* _GIVEN INSTRUCTION_:
Take all the material and copy it exactly.

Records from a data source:
···
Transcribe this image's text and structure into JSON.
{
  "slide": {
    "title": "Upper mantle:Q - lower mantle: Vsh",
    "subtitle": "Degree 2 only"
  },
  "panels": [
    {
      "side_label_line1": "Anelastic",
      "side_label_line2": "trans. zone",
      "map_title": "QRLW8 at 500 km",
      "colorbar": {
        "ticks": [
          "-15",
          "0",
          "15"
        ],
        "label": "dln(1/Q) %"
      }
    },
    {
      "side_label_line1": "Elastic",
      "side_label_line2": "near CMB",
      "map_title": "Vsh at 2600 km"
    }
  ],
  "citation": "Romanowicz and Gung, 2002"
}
···
* _RESULT_:
Transcribe this image's text and structure into JSON.
{
  "slide": {
    "title": "Upper mantle:Q - lower mantle: Vsh",
    "subtitle": "Degree 2 only"
  },
  "panels": [
    {
      "side_label_line1": "Anelastic",
      "side_label_line2": "trans. zone",
      "map_title": "QRLW8 at 500 km",
      "colorbar": {
        "ticks": [
          "-15",
          "0",
          "15"
        ],
        "label": "dln(1/Q) %"
      }
    },
    {
      "side_label_line1": "Elastic",
      "side_label_line2": "near CMB",
      "map_title": "Vsh at 2600 km"
    }
  ],
  "citation": "Romanowicz and Gung, 2002"
}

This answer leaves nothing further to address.